Instructions for the task ▸ Down to the last line, set the entries down again exactly.

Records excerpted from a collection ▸
- - -

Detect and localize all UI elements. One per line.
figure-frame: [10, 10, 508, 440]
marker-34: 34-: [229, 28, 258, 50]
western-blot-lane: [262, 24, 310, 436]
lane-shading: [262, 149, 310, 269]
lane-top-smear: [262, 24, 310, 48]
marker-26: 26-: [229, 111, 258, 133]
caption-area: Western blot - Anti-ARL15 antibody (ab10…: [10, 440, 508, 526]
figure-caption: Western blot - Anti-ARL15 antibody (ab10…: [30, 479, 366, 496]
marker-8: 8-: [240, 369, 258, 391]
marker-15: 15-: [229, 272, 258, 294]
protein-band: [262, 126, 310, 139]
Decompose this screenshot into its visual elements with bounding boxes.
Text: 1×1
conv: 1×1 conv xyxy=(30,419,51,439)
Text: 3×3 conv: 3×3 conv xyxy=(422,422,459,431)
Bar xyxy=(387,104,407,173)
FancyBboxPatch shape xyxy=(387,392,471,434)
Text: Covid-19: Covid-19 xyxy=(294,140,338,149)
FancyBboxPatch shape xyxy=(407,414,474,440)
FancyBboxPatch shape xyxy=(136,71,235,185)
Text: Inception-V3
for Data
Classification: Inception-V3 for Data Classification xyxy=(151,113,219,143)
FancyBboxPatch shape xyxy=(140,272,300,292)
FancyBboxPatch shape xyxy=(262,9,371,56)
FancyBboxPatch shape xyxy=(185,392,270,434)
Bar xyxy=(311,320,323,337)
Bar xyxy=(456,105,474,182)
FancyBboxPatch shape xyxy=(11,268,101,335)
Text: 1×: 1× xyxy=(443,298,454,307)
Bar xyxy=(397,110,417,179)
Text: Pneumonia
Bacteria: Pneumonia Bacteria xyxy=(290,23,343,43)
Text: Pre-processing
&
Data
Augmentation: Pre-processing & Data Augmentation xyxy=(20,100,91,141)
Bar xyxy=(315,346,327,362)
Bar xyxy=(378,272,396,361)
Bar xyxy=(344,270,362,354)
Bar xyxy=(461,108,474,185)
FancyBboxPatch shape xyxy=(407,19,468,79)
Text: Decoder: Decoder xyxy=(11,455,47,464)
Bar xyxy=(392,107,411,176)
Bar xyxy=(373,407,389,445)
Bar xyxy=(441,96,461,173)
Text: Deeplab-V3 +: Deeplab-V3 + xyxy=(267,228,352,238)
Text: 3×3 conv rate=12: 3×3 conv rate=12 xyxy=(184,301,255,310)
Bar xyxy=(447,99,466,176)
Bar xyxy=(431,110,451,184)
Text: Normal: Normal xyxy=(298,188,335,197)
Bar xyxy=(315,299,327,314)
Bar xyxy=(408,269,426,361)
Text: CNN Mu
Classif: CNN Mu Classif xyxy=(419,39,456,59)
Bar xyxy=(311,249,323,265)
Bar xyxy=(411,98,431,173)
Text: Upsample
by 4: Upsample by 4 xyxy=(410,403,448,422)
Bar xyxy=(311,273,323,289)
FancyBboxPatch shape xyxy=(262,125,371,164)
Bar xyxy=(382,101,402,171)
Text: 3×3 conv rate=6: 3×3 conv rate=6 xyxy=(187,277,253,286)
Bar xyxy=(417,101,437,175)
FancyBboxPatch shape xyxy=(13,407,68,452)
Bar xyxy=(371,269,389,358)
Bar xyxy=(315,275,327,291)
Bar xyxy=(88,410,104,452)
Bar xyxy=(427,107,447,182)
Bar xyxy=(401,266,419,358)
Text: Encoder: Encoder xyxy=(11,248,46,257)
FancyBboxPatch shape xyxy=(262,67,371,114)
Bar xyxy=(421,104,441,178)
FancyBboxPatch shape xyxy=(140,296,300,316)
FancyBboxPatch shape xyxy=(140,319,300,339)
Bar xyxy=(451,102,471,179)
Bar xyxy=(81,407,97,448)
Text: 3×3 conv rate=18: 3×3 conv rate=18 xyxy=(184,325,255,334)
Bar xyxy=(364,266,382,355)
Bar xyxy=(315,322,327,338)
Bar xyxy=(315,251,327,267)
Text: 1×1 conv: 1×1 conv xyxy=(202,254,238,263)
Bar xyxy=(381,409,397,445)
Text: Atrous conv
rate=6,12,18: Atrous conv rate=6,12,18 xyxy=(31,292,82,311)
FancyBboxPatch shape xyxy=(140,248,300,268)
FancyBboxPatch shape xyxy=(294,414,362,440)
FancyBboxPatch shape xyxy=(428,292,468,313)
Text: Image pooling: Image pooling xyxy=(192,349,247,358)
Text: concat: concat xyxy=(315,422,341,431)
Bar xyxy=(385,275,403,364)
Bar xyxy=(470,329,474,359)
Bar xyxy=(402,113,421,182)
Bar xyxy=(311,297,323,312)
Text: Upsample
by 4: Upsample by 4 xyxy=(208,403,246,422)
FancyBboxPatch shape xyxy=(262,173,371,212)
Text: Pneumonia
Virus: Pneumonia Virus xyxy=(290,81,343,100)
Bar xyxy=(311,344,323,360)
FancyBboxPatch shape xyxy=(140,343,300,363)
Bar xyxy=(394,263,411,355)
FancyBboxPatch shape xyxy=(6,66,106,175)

- - -

Task output ▸
Detect and localize all UI elements. One per line.
figure-frame: [10, 10, 508, 440]
marker-34: 34-: [229, 28, 258, 50]
western-blot-lane: [262, 24, 310, 436]
lane-shading: [262, 149, 310, 269]
lane-top-smear: [262, 24, 310, 48]
marker-26: 26-: [229, 111, 258, 133]
caption-area: Western blot - Anti-ARL15 antibody (ab10…: [10, 440, 508, 526]
figure-caption: Western blot - Anti-ARL15 antibody (ab10…: [30, 479, 366, 496]
marker-8: 8-: [240, 369, 258, 391]
marker-15: 15-: [229, 272, 258, 294]
protein-band: [262, 126, 310, 139]
Decompose this screenshot into its visual elements with bounding boxes.
Text: 1×1
conv: 1×1 conv xyxy=(30,419,51,439)
Text: 3×3 conv: 3×3 conv xyxy=(422,422,459,431)
Bar xyxy=(387,104,407,173)
FancyBboxPatch shape xyxy=(387,392,471,434)
Text: Covid-19: Covid-19 xyxy=(294,140,338,149)
FancyBboxPatch shape xyxy=(407,414,474,440)
FancyBboxPatch shape xyxy=(136,71,235,185)
Text: Inception-V3
for Data
Classification: Inception-V3 for Data Classification xyxy=(151,113,219,143)
FancyBboxPatch shape xyxy=(140,272,300,292)
FancyBboxPatch shape xyxy=(262,9,371,56)
FancyBboxPatch shape xyxy=(185,392,270,434)
Bar xyxy=(311,320,323,337)
Bar xyxy=(456,105,474,182)
FancyBboxPatch shape xyxy=(11,268,101,335)
Text: 1×: 1× xyxy=(443,298,454,307)
Bar xyxy=(397,110,417,179)
Text: Pneumonia
Bacteria: Pneumonia Bacteria xyxy=(290,23,343,43)
Text: Pre-processing
&
Data
Augmentation: Pre-processing & Data Augmentation xyxy=(20,100,91,141)
Bar xyxy=(315,346,327,362)
Bar xyxy=(378,272,396,361)
Bar xyxy=(344,270,362,354)
Bar xyxy=(461,108,474,185)
FancyBboxPatch shape xyxy=(407,19,468,79)
Text: Decoder: Decoder xyxy=(11,455,47,464)
Bar xyxy=(392,107,411,176)
Bar xyxy=(373,407,389,445)
Bar xyxy=(441,96,461,173)
Text: Deeplab-V3 +: Deeplab-V3 + xyxy=(267,228,352,238)
Text: 3×3 conv rate=12: 3×3 conv rate=12 xyxy=(184,301,255,310)
Bar xyxy=(447,99,466,176)
Bar xyxy=(431,110,451,184)
Text: Normal: Normal xyxy=(298,188,335,197)
Bar xyxy=(315,299,327,314)
Bar xyxy=(408,269,426,361)
Text: CNN Mu
Classif: CNN Mu Classif xyxy=(419,39,456,59)
Bar xyxy=(311,249,323,265)
Bar xyxy=(411,98,431,173)
Text: Upsample
by 4: Upsample by 4 xyxy=(410,403,448,422)
Bar xyxy=(311,273,323,289)
FancyBboxPatch shape xyxy=(262,125,371,164)
Bar xyxy=(382,101,402,171)
Text: 3×3 conv rate=6: 3×3 conv rate=6 xyxy=(187,277,253,286)
Bar xyxy=(417,101,437,175)
FancyBboxPatch shape xyxy=(13,407,68,452)
Bar xyxy=(371,269,389,358)
Bar xyxy=(315,275,327,291)
Bar xyxy=(88,410,104,452)
Bar xyxy=(427,107,447,182)
Bar xyxy=(401,266,419,358)
Text: Encoder: Encoder xyxy=(11,248,46,257)
FancyBboxPatch shape xyxy=(262,67,371,114)
Bar xyxy=(421,104,441,178)
FancyBboxPatch shape xyxy=(140,296,300,316)
FancyBboxPatch shape xyxy=(140,319,300,339)
Bar xyxy=(451,102,471,179)
Bar xyxy=(81,407,97,448)
Text: 3×3 conv rate=18: 3×3 conv rate=18 xyxy=(184,325,255,334)
Bar xyxy=(364,266,382,355)
Bar xyxy=(315,322,327,338)
Bar xyxy=(315,251,327,267)
Text: 1×1 conv: 1×1 conv xyxy=(202,254,238,263)
Bar xyxy=(381,409,397,445)
Text: Atrous conv
rate=6,12,18: Atrous conv rate=6,12,18 xyxy=(31,292,82,311)
FancyBboxPatch shape xyxy=(140,248,300,268)
FancyBboxPatch shape xyxy=(294,414,362,440)
FancyBboxPatch shape xyxy=(428,292,468,313)
Text: Image pooling: Image pooling xyxy=(192,349,247,358)
Text: concat: concat xyxy=(315,422,341,431)
Bar xyxy=(385,275,403,364)
Bar xyxy=(470,329,474,359)
Bar xyxy=(402,113,421,182)
Bar xyxy=(311,297,323,312)
Text: Upsample
by 4: Upsample by 4 xyxy=(208,403,246,422)
FancyBboxPatch shape xyxy=(262,173,371,212)
Text: Pneumonia
Virus: Pneumonia Virus xyxy=(290,81,343,100)
Bar xyxy=(311,344,323,360)
FancyBboxPatch shape xyxy=(140,343,300,363)
Bar xyxy=(394,263,411,355)
FancyBboxPatch shape xyxy=(6,66,106,175)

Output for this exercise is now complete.